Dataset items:
***

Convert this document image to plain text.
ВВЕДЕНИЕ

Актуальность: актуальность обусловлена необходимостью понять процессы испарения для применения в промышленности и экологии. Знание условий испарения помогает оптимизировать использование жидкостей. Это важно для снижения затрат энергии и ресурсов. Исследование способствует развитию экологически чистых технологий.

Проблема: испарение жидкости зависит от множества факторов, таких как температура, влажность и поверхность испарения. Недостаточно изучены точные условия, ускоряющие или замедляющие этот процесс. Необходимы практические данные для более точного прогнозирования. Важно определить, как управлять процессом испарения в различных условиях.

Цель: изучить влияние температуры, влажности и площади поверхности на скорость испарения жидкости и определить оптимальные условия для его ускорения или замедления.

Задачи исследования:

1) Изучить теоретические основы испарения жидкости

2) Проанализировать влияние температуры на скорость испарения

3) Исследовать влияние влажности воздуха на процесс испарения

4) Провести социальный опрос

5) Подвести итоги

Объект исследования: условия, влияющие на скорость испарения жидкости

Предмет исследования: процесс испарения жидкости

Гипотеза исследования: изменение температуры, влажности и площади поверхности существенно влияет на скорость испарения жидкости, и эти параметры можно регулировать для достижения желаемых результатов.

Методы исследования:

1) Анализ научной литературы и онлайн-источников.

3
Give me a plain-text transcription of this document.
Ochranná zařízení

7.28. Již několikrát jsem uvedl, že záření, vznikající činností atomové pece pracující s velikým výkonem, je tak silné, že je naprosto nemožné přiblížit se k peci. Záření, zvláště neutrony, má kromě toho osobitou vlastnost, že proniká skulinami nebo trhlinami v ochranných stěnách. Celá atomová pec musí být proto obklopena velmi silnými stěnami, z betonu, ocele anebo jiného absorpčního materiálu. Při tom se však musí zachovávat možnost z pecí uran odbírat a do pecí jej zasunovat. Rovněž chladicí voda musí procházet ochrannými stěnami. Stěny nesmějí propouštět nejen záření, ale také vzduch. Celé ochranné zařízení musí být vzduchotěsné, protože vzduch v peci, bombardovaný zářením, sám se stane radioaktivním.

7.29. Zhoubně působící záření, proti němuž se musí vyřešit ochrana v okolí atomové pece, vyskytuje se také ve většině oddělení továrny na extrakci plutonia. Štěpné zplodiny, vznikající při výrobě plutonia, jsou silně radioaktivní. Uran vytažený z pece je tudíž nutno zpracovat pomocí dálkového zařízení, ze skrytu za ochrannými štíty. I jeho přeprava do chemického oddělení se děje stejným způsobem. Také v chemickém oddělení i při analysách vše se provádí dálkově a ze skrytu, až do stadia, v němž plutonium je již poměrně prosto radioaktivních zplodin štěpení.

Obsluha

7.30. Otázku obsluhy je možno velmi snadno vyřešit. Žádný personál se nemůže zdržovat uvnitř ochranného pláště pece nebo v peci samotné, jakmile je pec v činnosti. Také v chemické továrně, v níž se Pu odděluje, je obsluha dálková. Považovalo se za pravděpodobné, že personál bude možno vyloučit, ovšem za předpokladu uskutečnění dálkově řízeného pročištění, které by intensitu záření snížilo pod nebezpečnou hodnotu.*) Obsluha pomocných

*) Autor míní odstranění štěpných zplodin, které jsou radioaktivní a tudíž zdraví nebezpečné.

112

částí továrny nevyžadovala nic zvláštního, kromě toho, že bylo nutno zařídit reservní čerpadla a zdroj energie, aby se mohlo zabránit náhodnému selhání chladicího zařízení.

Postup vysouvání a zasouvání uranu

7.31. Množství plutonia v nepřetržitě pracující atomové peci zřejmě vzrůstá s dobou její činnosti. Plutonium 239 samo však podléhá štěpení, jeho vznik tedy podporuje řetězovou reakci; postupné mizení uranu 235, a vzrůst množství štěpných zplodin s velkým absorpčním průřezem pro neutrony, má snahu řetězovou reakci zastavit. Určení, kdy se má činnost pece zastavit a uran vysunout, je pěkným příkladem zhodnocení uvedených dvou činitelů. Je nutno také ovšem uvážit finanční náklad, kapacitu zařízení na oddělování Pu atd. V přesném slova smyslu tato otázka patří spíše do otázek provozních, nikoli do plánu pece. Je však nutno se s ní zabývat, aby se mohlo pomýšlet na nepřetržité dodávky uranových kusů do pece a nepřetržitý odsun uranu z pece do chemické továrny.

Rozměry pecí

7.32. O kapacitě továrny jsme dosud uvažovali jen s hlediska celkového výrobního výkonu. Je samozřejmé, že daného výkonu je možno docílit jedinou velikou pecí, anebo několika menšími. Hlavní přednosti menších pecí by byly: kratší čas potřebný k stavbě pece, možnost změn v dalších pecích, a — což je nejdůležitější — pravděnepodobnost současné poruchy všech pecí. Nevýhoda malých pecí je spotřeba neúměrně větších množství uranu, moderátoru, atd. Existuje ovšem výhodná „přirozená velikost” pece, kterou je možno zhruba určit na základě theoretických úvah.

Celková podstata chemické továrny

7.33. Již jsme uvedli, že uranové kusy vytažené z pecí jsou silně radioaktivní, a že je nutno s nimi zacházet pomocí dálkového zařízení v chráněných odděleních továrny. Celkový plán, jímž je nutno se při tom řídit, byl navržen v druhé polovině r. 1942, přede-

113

***

_Exercise description_.
Restate the records, all of them, precisely as written.

_Response for this exercise_.
Convert this document image to plain text.
ВВЕДЕНИЕ

Актуальность: актуальность обусловлена необходимостью понять процессы испарения для применения в промышленности и экологии. Знание условий испарения помогает оптимизировать использование жидкостей. Это важно для снижения затрат энергии и ресурсов. Исследование способствует развитию экологически чистых технологий.

Проблема: испарение жидкости зависит от множества факторов, таких как температура, влажность и поверхность испарения. Недостаточно изучены точные условия, ускоряющие или замедляющие этот процесс. Необходимы практические данные для более точного прогнозирования. Важно определить, как управлять процессом испарения в различных условиях.

Цель: изучить влияние температуры, влажности и площади поверхности на скорость испарения жидкости и определить оптимальные условия для его ускорения или замедления.

Задачи исследования:

1) Изучить теоретические основы испарения жидкости

2) Проанализировать влияние температуры на скорость испарения

3) Исследовать влияние влажности воздуха на процесс испарения

4) Провести социальный опрос

5) Подвести итоги

Объект исследования: условия, влияющие на скорость испарения жидкости

Предмет исследования: процесс испарения жидкости

Гипотеза исследования: изменение температуры, влажности и площади поверхности существенно влияет на скорость испарения жидкости, и эти параметры можно регулировать для достижения желаемых результатов.

Методы исследования:

1) Анализ научной литературы и онлайн-источников.

3
Give me a plain-text transcription of this document.
Ochranná zařízení

7.28. Již několikrát jsem uvedl, že záření, vznikající činností atomové pece pracující s velikým výkonem, je tak silné, že je naprosto nemožné přiblížit se k peci. Záření, zvláště neutrony, má kromě toho osobitou vlastnost, že proniká skulinami nebo trhlinami v ochranných stěnách. Celá atomová pec musí být proto obklopena velmi silnými stěnami, z betonu, ocele anebo jiného absorpčního materiálu. Při tom se však musí zachovávat možnost z pecí uran odbírat a do pecí jej zasunovat. Rovněž chladicí voda musí procházet ochrannými stěnami. Stěny nesmějí propouštět nejen záření, ale také vzduch. Celé ochranné zařízení musí být vzduchotěsné, protože vzduch v peci, bombardovaný zářením, sám se stane radioaktivním.

7.29. Zhoubně působící záření, proti němuž se musí vyřešit ochrana v okolí atomové pece, vyskytuje se také ve většině oddělení továrny na extrakci plutonia. Štěpné zplodiny, vznikající při výrobě plutonia, jsou silně radioaktivní. Uran vytažený z pece je tudíž nutno zpracovat pomocí dálkového zařízení, ze skrytu za ochrannými štíty. I jeho přeprava do chemického oddělení se děje stejným způsobem. Také v chemickém oddělení i při analysách vše se provádí dálkově a ze skrytu, až do stadia, v němž plutonium je již poměrně prosto radioaktivních zplodin štěpení.

Obsluha

7.30. Otázku obsluhy je možno velmi snadno vyřešit. Žádný personál se nemůže zdržovat uvnitř ochranného pláště pece nebo v peci samotné, jakmile je pec v činnosti. Také v chemické továrně, v níž se Pu odděluje, je obsluha dálková. Považovalo se za pravděpodobné, že personál bude možno vyloučit, ovšem za předpokladu uskutečnění dálkově řízeného pročištění, které by intensitu záření snížilo pod nebezpečnou hodnotu.*) Obsluha pomocných

*) Autor míní odstranění štěpných zplodin, které jsou radioaktivní a tudíž zdraví nebezpečné.

112

částí továrny nevyžadovala nic zvláštního, kromě toho, že bylo nutno zařídit reservní čerpadla a zdroj energie, aby se mohlo zabránit náhodnému selhání chladicího zařízení.

Postup vysouvání a zasouvání uranu

7.31. Množství plutonia v nepřetržitě pracující atomové peci zřejmě vzrůstá s dobou její činnosti. Plutonium 239 samo však podléhá štěpení, jeho vznik tedy podporuje řetězovou reakci; postupné mizení uranu 235, a vzrůst množství štěpných zplodin s velkým absorpčním průřezem pro neutrony, má snahu řetězovou reakci zastavit. Určení, kdy se má činnost pece zastavit a uran vysunout, je pěkným příkladem zhodnocení uvedených dvou činitelů. Je nutno také ovšem uvážit finanční náklad, kapacitu zařízení na oddělování Pu atd. V přesném slova smyslu tato otázka patří spíše do otázek provozních, nikoli do plánu pece. Je však nutno se s ní zabývat, aby se mohlo pomýšlet na nepřetržité dodávky uranových kusů do pece a nepřetržitý odsun uranu z pece do chemické továrny.

Rozměry pecí

7.32. O kapacitě továrny jsme dosud uvažovali jen s hlediska celkového výrobního výkonu. Je samozřejmé, že daného výkonu je možno docílit jedinou velikou pecí, anebo několika menšími. Hlavní přednosti menších pecí by byly: kratší čas potřebný k stavbě pece, možnost změn v dalších pecích, a — což je nejdůležitější — pravděnepodobnost současné poruchy všech pecí. Nevýhoda malých pecí je spotřeba neúměrně větších množství uranu, moderátoru, atd. Existuje ovšem výhodná „přirozená velikost” pece, kterou je možno zhruba určit na základě theoretických úvah.

Celková podstata chemické továrny

7.33. Již jsme uvedli, že uranové kusy vytažené z pecí jsou silně radioaktivní, a že je nutno s nimi zacházet pomocí dálkového zařízení v chráněných odděleních továrny. Celkový plán, jímž je nutno se při tom řídit, byl navržen v druhé polovině r. 1942, přede-

113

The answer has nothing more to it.